=== RECORDS TO PROCESS ===

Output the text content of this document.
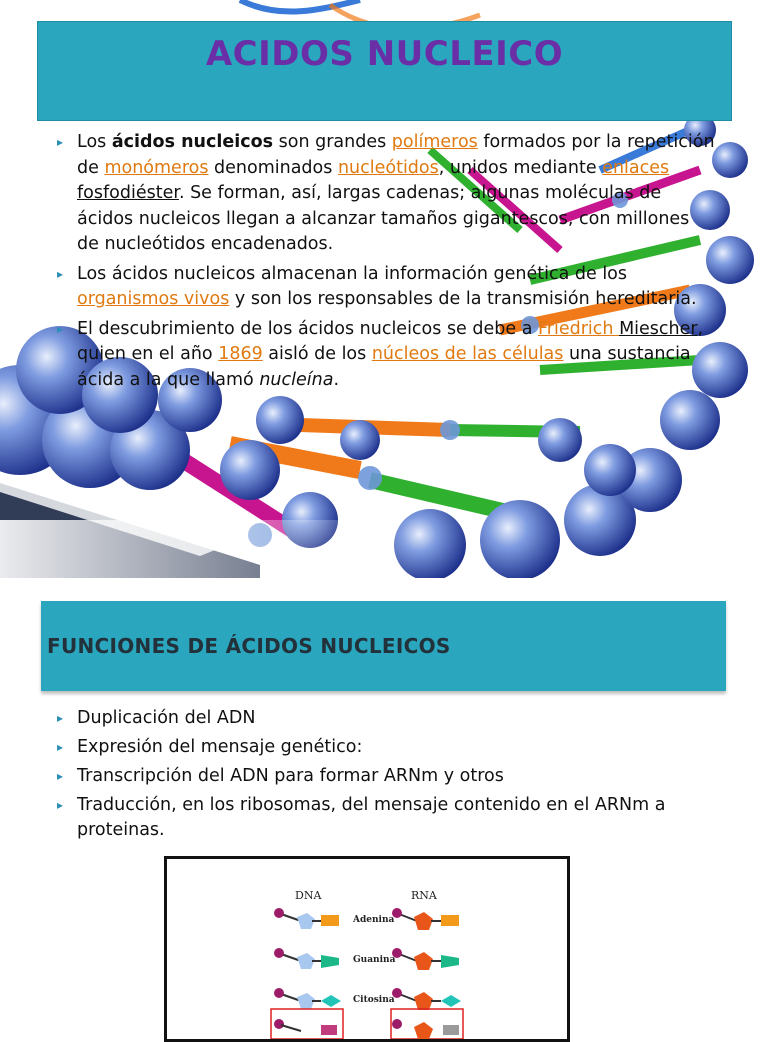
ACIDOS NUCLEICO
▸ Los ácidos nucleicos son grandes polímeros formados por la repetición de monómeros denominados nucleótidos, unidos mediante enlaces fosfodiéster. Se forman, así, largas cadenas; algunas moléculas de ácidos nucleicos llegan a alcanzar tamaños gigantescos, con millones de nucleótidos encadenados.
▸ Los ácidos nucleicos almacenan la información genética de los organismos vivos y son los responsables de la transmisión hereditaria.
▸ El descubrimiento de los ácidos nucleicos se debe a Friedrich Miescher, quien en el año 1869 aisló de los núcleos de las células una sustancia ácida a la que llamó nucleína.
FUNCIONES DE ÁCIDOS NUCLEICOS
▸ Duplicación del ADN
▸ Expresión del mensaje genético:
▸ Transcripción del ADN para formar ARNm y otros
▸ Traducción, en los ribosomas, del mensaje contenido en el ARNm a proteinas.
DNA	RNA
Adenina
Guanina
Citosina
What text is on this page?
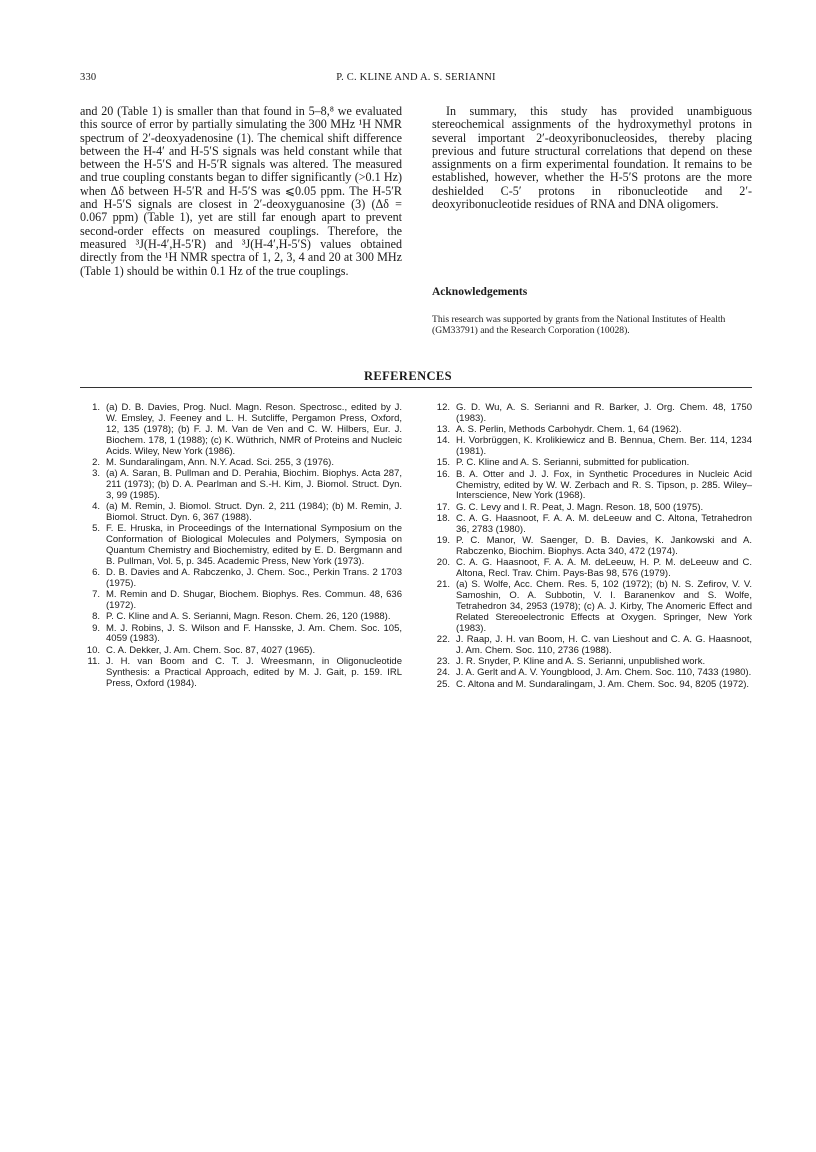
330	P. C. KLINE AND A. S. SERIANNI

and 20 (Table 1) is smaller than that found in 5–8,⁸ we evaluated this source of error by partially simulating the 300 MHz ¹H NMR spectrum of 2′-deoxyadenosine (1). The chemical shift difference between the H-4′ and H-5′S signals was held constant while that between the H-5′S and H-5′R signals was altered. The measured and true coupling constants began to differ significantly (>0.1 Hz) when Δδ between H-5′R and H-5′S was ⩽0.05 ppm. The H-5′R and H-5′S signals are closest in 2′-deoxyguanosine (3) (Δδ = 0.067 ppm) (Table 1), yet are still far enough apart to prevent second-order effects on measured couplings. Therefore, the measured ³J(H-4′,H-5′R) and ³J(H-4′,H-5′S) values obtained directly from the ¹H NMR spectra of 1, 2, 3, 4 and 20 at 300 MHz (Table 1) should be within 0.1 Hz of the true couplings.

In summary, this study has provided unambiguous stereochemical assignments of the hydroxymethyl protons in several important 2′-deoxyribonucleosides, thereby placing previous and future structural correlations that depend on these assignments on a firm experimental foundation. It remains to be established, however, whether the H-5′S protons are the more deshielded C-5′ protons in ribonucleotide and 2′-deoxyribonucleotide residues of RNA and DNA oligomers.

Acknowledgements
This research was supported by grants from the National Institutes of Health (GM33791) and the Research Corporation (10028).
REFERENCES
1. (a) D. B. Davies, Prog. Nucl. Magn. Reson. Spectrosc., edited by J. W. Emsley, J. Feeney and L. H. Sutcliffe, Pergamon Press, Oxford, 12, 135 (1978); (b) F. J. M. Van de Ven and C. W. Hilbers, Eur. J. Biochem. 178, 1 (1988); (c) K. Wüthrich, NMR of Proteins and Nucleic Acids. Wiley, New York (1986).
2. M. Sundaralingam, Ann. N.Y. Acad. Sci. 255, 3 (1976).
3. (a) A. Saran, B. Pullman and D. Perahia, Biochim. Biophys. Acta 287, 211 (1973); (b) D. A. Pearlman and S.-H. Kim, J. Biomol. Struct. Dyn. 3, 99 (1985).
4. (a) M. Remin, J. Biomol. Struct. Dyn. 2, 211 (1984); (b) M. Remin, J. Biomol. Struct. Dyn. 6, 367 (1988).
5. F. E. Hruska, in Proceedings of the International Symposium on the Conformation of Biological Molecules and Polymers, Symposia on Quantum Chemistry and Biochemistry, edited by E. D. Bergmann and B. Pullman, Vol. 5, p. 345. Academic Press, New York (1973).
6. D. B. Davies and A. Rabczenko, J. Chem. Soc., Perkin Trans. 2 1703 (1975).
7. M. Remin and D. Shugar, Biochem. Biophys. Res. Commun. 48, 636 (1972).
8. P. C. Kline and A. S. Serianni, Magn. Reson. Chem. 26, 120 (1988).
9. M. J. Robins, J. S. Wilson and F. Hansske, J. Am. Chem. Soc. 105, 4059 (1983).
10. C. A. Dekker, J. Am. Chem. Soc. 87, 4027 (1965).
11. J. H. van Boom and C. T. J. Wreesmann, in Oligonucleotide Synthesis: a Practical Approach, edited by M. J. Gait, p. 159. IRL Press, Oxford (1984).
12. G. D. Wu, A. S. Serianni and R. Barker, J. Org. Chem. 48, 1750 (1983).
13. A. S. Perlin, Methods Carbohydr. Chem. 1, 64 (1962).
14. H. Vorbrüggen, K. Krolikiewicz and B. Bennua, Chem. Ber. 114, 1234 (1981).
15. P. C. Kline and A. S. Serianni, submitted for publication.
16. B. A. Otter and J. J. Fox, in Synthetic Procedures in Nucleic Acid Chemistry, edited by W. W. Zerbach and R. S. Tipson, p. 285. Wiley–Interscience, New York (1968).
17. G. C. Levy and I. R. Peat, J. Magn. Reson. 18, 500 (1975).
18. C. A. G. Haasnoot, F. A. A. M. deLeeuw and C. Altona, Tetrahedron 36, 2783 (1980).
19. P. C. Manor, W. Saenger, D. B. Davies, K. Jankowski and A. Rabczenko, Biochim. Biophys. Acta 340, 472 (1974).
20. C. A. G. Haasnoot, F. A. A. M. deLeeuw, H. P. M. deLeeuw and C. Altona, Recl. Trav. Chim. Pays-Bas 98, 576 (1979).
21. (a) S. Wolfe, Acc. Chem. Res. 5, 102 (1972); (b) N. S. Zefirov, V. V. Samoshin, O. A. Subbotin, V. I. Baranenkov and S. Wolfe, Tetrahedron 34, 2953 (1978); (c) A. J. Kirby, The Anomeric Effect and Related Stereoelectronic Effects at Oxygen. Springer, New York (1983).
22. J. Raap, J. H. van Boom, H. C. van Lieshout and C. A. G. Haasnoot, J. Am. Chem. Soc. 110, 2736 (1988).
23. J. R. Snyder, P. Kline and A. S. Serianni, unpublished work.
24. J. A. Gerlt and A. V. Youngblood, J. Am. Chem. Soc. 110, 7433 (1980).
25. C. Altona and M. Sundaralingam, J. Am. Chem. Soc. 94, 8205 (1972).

===
=== RECORDS TO PROCESS ===

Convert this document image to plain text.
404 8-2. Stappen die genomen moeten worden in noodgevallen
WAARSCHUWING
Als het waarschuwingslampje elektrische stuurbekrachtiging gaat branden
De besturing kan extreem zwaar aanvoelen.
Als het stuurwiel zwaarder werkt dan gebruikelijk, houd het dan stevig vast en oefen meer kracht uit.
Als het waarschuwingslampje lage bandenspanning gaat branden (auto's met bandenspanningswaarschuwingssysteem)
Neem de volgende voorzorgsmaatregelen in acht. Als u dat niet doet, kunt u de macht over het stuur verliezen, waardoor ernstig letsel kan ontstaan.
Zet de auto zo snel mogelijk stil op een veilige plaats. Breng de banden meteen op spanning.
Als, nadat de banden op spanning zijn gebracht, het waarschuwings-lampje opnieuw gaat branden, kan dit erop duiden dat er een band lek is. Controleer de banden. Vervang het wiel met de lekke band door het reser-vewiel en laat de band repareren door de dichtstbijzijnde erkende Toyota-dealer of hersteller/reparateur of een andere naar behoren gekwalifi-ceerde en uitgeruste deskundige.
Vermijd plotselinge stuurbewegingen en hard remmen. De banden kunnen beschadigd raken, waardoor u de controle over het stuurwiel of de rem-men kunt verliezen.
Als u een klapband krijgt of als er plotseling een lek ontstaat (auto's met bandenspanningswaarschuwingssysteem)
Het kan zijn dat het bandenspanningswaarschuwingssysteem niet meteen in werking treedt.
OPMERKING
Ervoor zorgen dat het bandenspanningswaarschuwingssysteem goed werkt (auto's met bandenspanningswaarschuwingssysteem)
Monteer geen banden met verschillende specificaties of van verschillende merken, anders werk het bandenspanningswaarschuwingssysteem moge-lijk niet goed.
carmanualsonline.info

===
=== RECORDS TO PROCESS ===

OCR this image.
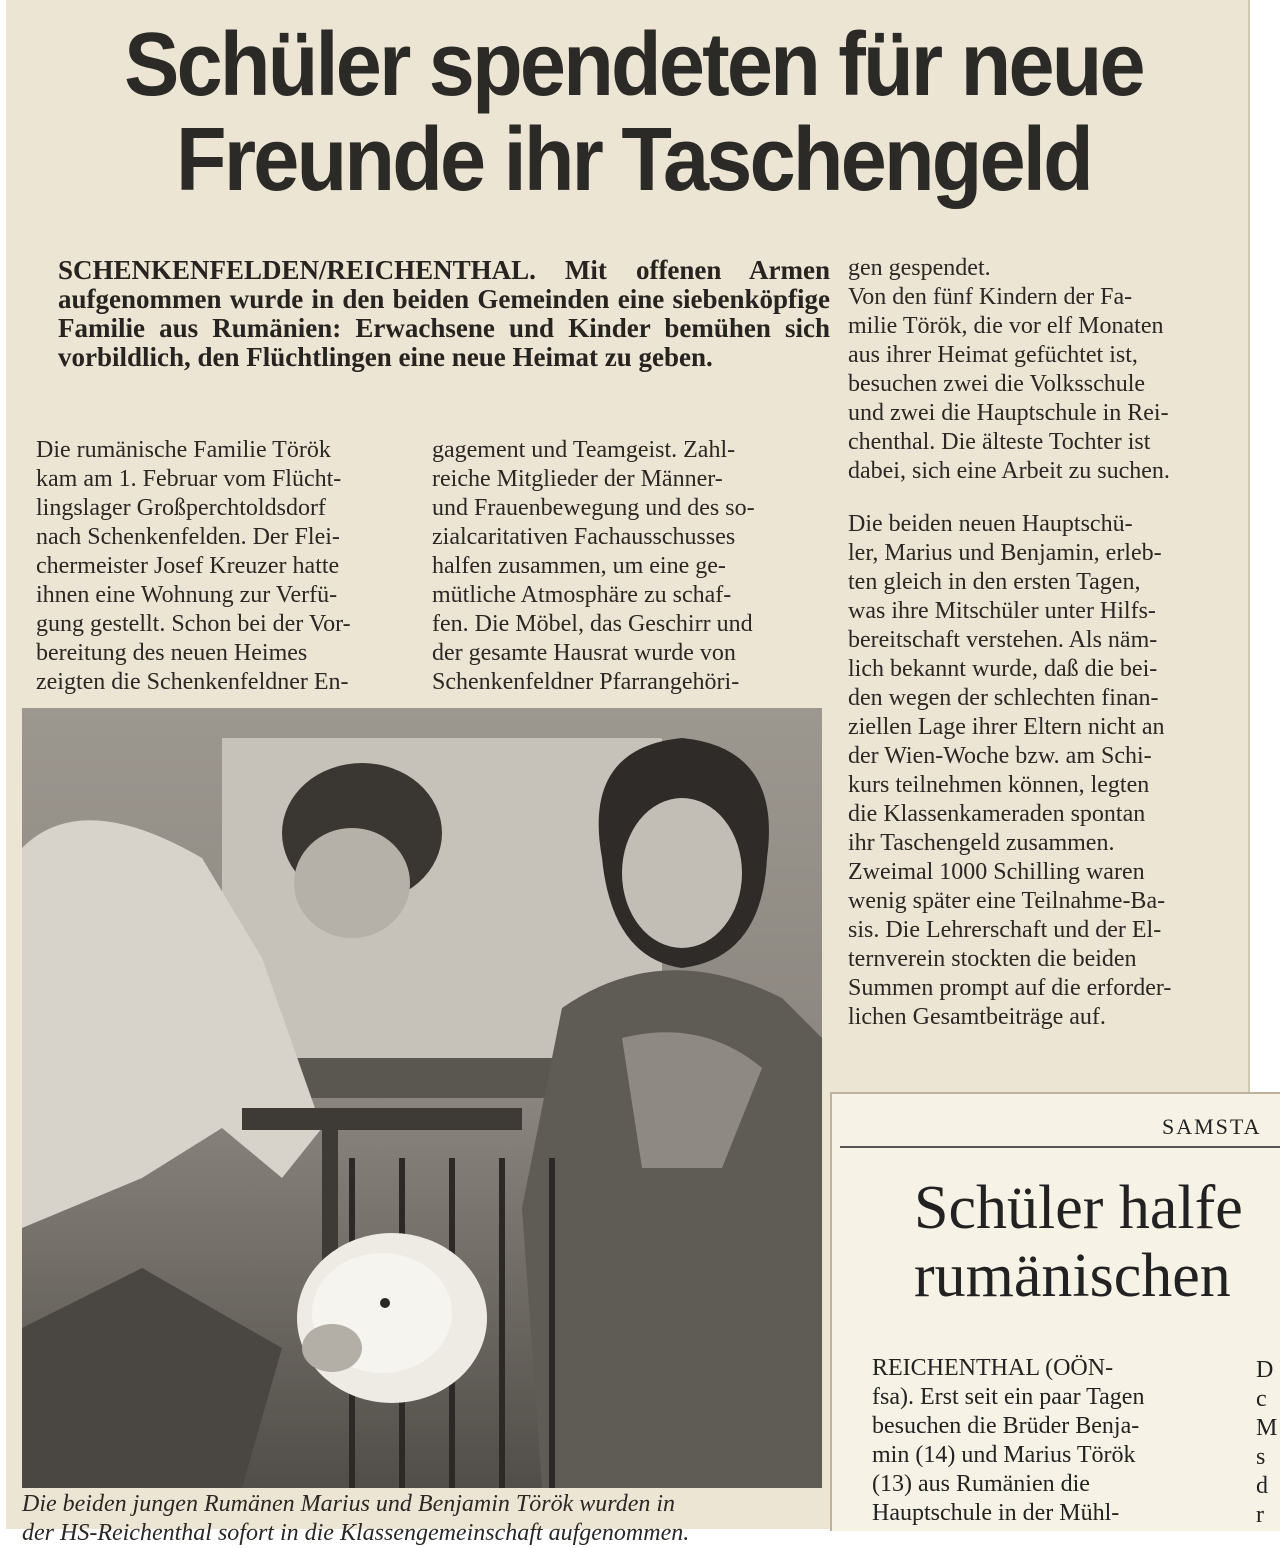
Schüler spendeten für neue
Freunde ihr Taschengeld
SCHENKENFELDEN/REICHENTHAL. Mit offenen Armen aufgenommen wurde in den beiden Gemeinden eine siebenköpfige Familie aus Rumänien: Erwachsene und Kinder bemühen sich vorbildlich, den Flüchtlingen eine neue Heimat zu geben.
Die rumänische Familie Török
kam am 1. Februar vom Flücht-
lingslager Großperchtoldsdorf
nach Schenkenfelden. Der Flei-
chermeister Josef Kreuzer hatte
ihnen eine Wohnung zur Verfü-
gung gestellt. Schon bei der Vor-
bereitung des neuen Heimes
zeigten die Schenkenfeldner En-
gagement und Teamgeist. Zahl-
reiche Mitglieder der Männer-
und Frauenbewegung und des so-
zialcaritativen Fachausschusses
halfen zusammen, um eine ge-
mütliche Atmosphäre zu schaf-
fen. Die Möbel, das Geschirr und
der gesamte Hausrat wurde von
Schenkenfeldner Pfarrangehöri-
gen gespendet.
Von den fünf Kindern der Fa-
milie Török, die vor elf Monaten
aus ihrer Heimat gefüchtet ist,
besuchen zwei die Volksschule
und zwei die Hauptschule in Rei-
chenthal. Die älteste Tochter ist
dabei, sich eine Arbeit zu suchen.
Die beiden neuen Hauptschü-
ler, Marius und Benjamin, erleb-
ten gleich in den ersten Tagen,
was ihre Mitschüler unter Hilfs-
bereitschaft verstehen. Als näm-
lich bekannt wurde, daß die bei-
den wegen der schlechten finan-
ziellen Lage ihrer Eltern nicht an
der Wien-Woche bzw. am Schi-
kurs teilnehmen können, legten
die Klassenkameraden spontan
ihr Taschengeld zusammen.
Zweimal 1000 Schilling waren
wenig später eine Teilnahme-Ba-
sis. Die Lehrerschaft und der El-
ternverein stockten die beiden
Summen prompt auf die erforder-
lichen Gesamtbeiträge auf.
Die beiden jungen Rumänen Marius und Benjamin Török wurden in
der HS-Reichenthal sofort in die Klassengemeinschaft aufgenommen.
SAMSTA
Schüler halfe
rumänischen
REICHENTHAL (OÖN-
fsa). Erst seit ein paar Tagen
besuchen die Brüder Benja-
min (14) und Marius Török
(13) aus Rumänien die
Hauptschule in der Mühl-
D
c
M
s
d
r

===

__REQUIRED ACTION__.
Report each line above containing the string "Rabczenko".

__EXPECTED ANSWER__.
6. D. B. Davies and A. Rabczenko, J. Chem. Soc., Perkin Trans. 2 1703 (1975).
19. P. C. Manor, W. Saenger, D. B. Davies, K. Jankowski and A. Rabczenko, Biochim. Biophys. Acta 340, 472 (1974).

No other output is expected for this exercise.